WORK TO COMPLETE
Reproduce the listing below verbatim.

Figure record listings

▽

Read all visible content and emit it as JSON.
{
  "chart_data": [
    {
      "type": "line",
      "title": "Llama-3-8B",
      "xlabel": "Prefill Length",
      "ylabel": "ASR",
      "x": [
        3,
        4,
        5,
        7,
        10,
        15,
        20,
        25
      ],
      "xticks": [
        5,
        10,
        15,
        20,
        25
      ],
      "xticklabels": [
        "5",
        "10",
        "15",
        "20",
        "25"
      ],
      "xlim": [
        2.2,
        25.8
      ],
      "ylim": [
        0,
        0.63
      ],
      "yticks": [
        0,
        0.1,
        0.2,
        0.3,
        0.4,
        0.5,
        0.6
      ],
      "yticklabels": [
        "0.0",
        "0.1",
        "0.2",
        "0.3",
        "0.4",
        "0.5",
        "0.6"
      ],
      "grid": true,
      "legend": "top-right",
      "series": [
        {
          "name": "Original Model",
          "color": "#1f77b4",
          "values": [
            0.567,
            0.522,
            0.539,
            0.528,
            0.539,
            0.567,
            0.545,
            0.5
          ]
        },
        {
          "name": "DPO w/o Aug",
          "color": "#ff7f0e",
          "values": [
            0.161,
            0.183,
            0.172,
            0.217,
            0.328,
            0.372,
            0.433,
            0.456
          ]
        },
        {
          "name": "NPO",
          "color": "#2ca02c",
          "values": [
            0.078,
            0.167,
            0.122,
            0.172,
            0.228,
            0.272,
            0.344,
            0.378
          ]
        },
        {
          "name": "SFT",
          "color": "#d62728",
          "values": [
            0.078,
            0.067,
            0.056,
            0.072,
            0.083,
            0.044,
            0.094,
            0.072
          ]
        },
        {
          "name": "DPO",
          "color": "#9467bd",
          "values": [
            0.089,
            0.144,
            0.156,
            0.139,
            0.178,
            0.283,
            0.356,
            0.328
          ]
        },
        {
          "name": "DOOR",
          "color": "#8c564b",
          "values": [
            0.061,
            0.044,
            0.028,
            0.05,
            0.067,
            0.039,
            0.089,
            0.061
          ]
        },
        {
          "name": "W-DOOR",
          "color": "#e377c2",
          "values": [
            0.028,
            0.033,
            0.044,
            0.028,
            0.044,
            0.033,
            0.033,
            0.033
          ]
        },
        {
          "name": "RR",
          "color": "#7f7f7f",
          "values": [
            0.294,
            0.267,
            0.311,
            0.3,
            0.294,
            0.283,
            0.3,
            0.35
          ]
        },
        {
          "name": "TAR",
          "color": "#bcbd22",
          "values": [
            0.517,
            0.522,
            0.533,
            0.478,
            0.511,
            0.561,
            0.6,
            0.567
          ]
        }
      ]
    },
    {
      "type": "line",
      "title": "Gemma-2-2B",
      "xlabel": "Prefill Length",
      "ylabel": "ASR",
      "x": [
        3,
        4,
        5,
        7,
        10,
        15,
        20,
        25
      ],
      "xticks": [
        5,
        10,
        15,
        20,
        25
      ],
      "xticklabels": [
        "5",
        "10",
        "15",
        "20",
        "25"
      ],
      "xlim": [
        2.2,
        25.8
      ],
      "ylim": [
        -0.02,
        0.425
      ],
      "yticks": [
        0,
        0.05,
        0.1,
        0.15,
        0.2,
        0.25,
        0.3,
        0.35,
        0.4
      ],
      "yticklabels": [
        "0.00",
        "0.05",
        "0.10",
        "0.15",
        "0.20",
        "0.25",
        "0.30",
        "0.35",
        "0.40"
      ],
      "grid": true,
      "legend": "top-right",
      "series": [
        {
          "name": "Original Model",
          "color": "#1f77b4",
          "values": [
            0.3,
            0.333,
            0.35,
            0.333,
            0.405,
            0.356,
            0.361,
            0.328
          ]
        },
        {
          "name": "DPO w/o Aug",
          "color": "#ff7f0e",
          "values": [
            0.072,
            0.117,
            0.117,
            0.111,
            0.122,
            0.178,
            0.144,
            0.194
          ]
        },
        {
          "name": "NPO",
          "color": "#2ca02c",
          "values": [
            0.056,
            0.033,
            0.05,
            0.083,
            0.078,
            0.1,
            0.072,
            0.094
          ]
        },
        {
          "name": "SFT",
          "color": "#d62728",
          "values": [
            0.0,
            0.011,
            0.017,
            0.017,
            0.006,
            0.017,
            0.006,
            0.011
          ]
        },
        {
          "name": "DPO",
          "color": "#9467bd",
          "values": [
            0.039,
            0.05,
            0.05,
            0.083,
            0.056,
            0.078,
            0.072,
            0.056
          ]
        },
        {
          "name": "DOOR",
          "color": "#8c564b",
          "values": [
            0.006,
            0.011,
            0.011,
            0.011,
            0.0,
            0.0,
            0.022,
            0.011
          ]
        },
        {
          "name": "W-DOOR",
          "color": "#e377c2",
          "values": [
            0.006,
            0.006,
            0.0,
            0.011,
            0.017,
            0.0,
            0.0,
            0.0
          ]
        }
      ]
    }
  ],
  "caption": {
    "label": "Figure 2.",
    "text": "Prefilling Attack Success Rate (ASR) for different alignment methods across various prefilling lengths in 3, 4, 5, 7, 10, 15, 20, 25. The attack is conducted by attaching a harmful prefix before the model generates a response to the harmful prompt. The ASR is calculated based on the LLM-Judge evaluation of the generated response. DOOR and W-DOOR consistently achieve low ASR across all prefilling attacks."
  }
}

△

FULL OUTPUT
Read all visible content and emit it as JSON.
{
  "chart_data": [
    {
      "type": "line",
      "title": "Llama-3-8B",
      "xlabel": "Prefill Length",
      "ylabel": "ASR",
      "x": [
        3,
        4,
        5,
        7,
        10,
        15,
        20,
        25
      ],
      "xticks": [
        5,
        10,
        15,
        20,
        25
      ],
      "xticklabels": [
        "5",
        "10",
        "15",
        "20",
        "25"
      ],
      "xlim": [
        2.2,
        25.8
      ],
      "ylim": [
        0,
        0.63
      ],
      "yticks": [
        0,
        0.1,
        0.2,
        0.3,
        0.4,
        0.5,
        0.6
      ],
      "yticklabels": [
        "0.0",
        "0.1",
        "0.2",
        "0.3",
        "0.4",
        "0.5",
        "0.6"
      ],
      "grid": true,
      "legend": "top-right",
      "series": [
        {
          "name": "Original Model",
          "color": "#1f77b4",
          "values": [
            0.567,
            0.522,
            0.539,
            0.528,
            0.539,
            0.567,
            0.545,
            0.5
          ]
        },
        {
          "name": "DPO w/o Aug",
          "color": "#ff7f0e",
          "values": [
            0.161,
            0.183,
            0.172,
            0.217,
            0.328,
            0.372,
            0.433,
            0.456
          ]
        },
        {
          "name": "NPO",
          "color": "#2ca02c",
          "values": [
            0.078,
            0.167,
            0.122,
            0.172,
            0.228,
            0.272,
            0.344,
            0.378
          ]
        },
        {
          "name": "SFT",
          "color": "#d62728",
          "values": [
            0.078,
            0.067,
            0.056,
            0.072,
            0.083,
            0.044,
            0.094,
            0.072
          ]
        },
        {
          "name": "DPO",
          "color": "#9467bd",
          "values": [
            0.089,
            0.144,
            0.156,
            0.139,
            0.178,
            0.283,
            0.356,
            0.328
          ]
        },
        {
          "name": "DOOR",
          "color": "#8c564b",
          "values": [
            0.061,
            0.044,
            0.028,
            0.05,
            0.067,
            0.039,
            0.089,
            0.061
          ]
        },
        {
          "name": "W-DOOR",
          "color": "#e377c2",
          "values": [
            0.028,
            0.033,
            0.044,
            0.028,
            0.044,
            0.033,
            0.033,
            0.033
          ]
        },
        {
          "name": "RR",
          "color": "#7f7f7f",
          "values": [
            0.294,
            0.267,
            0.311,
            0.3,
            0.294,
            0.283,
            0.3,
            0.35
          ]
        },
        {
          "name": "TAR",
          "color": "#bcbd22",
          "values": [
            0.517,
            0.522,
            0.533,
            0.478,
            0.511,
            0.561,
            0.6,
            0.567
          ]
        }
      ]
    },
    {
      "type": "line",
      "title": "Gemma-2-2B",
      "xlabel": "Prefill Length",
      "ylabel": "ASR",
      "x": [
        3,
        4,
        5,
        7,
        10,
        15,
        20,
        25
      ],
      "xticks": [
        5,
        10,
        15,
        20,
        25
      ],
      "xticklabels": [
        "5",
        "10",
        "15",
        "20",
        "25"
      ],
      "xlim": [
        2.2,
        25.8
      ],
      "ylim": [
        -0.02,
        0.425
      ],
      "yticks": [
        0,
        0.05,
        0.1,
        0.15,
        0.2,
        0.25,
        0.3,
        0.35,
        0.4
      ],
      "yticklabels": [
        "0.00",
        "0.05",
        "0.10",
        "0.15",
        "0.20",
        "0.25",
        "0.30",
        "0.35",
        "0.40"
      ],
      "grid": true,
      "legend": "top-right",
      "series": [
        {
          "name": "Original Model",
          "color": "#1f77b4",
          "values": [
            0.3,
            0.333,
            0.35,
            0.333,
            0.405,
            0.356,
            0.361,
            0.328
          ]
        },
        {
          "name": "DPO w/o Aug",
          "color": "#ff7f0e",
          "values": [
            0.072,
            0.117,
            0.117,
            0.111,
            0.122,
            0.178,
            0.144,
            0.194
          ]
        },
        {
          "name": "NPO",
          "color": "#2ca02c",
          "values": [
            0.056,
            0.033,
            0.05,
            0.083,
            0.078,
            0.1,
            0.072,
            0.094
          ]
        },
        {
          "name": "SFT",
          "color": "#d62728",
          "values": [
            0.0,
            0.011,
            0.017,
            0.017,
            0.006,
            0.017,
            0.006,
            0.011
          ]
        },
        {
          "name": "DPO",
          "color": "#9467bd",
          "values": [
            0.039,
            0.05,
            0.05,
            0.083,
            0.056,
            0.078,
            0.072,
            0.056
          ]
        },
        {
          "name": "DOOR",
          "color": "#8c564b",
          "values": [
            0.006,
            0.011,
            0.011,
            0.011,
            0.0,
            0.0,
            0.022,
            0.011
          ]
        },
        {
          "name": "W-DOOR",
          "color": "#e377c2",
          "values": [
            0.006,
            0.006,
            0.0,
            0.011,
            0.017,
            0.0,
            0.0,
            0.0
          ]
        }
      ]
    }
  ],
  "caption": {
    "label": "Figure 2.",
    "text": "Prefilling Attack Success Rate (ASR) for different alignment methods across various prefilling lengths in 3, 4, 5, 7, 10, 15, 20, 25. The attack is conducted by attaching a harmful prefix before the model generates a response to the harmful prompt. The ASR is calculated based on the LLM-Judge evaluation of the generated response. DOOR and W-DOOR consistently achieve low ASR across all prefilling attacks."
  }
}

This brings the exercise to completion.